(Exercise task) Extract each line of the records below that contains the word "территориальный".

(Available records)
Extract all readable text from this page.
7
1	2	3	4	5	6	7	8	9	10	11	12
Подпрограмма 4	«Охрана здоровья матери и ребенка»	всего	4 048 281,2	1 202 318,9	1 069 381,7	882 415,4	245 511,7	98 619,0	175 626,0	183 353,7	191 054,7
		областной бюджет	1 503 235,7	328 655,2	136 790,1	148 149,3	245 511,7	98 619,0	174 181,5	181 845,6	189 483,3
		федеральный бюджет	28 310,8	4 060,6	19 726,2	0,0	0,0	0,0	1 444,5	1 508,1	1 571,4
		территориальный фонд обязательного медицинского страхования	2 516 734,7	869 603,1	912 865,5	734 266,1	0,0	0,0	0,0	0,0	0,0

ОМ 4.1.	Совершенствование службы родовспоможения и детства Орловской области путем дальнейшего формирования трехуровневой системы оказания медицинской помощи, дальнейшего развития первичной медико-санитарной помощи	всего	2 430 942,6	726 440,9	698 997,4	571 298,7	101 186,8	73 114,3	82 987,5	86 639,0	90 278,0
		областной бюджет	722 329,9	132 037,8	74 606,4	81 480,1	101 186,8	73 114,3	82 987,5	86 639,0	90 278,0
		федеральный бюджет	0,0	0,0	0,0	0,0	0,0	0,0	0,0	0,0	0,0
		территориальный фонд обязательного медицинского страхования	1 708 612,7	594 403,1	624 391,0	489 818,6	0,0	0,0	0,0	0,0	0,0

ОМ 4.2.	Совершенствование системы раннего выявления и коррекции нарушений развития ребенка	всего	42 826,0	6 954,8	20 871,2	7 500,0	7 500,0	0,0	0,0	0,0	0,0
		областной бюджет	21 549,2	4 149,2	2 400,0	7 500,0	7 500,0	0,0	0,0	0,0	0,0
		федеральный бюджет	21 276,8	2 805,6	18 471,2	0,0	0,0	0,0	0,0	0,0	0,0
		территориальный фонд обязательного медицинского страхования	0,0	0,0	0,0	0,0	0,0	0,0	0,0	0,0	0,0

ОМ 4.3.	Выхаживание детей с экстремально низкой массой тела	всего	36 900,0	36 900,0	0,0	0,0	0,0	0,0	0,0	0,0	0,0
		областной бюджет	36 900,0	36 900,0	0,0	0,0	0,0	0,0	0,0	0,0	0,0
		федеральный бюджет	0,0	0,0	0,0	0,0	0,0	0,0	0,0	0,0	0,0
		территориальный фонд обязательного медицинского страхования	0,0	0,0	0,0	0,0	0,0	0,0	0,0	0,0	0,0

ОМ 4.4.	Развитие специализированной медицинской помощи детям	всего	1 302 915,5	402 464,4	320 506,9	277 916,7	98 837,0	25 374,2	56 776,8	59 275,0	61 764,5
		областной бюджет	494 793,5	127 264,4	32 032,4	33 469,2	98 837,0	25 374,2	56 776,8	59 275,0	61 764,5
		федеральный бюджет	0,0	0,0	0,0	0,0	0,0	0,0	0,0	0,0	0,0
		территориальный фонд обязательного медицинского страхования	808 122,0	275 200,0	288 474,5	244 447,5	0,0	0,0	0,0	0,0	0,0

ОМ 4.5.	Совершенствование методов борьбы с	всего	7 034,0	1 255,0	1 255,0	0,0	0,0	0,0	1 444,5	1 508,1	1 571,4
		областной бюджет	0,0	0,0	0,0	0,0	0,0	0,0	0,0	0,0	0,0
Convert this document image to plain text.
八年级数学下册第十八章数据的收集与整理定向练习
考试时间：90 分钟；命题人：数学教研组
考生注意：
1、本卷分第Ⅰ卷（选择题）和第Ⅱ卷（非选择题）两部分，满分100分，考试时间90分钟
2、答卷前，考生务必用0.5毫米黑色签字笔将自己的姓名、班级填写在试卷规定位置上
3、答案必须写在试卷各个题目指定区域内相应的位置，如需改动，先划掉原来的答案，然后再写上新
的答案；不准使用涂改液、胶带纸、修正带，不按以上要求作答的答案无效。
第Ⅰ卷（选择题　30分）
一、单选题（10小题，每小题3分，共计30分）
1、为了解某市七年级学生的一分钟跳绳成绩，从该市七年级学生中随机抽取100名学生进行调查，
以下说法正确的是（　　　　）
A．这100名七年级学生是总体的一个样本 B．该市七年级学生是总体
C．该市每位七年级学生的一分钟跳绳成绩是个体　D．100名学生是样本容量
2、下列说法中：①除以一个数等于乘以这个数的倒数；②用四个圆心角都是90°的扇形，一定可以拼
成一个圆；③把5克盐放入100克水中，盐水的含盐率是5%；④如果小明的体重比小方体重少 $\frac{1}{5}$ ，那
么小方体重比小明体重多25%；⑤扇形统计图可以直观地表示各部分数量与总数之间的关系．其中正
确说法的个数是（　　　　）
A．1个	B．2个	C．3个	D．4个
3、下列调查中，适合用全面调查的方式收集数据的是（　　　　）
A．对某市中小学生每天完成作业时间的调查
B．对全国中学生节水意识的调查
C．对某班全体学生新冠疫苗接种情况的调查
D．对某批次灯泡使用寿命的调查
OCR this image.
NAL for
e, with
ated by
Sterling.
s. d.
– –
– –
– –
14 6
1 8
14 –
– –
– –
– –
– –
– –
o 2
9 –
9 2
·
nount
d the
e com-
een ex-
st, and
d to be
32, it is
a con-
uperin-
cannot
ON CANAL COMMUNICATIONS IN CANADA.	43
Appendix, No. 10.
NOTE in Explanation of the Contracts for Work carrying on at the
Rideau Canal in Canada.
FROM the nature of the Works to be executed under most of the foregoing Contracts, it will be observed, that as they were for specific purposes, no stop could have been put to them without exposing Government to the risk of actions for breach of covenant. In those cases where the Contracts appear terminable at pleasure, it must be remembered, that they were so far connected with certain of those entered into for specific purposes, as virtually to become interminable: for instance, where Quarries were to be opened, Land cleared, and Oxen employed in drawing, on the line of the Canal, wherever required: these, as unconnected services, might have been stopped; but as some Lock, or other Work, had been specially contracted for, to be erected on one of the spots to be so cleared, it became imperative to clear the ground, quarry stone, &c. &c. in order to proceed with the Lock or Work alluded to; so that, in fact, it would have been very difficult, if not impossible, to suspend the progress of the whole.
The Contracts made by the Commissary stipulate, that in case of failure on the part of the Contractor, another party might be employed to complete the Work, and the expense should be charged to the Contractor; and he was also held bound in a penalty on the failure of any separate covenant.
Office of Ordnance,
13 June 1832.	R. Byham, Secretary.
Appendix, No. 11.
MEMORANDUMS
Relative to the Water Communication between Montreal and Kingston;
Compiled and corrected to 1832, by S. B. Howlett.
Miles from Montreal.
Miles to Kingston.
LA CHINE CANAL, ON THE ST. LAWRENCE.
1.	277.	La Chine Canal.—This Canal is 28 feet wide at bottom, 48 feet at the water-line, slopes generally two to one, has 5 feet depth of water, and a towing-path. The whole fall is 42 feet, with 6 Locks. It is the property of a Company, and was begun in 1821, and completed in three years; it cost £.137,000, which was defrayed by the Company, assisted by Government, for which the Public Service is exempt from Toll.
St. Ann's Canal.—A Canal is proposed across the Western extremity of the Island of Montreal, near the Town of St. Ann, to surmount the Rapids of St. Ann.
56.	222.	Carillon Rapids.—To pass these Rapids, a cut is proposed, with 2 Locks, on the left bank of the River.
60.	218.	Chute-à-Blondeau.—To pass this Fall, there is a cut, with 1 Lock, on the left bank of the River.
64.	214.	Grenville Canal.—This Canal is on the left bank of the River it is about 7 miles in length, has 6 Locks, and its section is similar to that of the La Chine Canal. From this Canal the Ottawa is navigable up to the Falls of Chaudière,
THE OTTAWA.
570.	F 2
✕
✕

(Answer for this exercise)
		территориальный фонд обязательного медицинского страхования	2 516 734,7	869 603,1	912 865,5	734 266,1	0,0	0,0	0,0	0,0	0,0
		территориальный фонд обязательного медицинского страхования	1 708 612,7	594 403,1	624 391,0	489 818,6	0,0	0,0	0,0	0,0	0,0
		территориальный фонд обязательного медицинского страхования	0,0	0,0	0,0	0,0	0,0	0,0	0,0	0,0	0,0
		территориальный фонд обязательного медицинского страхования	0,0	0,0	0,0	0,0	0,0	0,0	0,0	0,0	0,0
		территориальный фонд обязательного медицинского страхования	808 122,0	275 200,0	288 474,5	244 447,5	0,0	0,0	0,0	0,0	0,0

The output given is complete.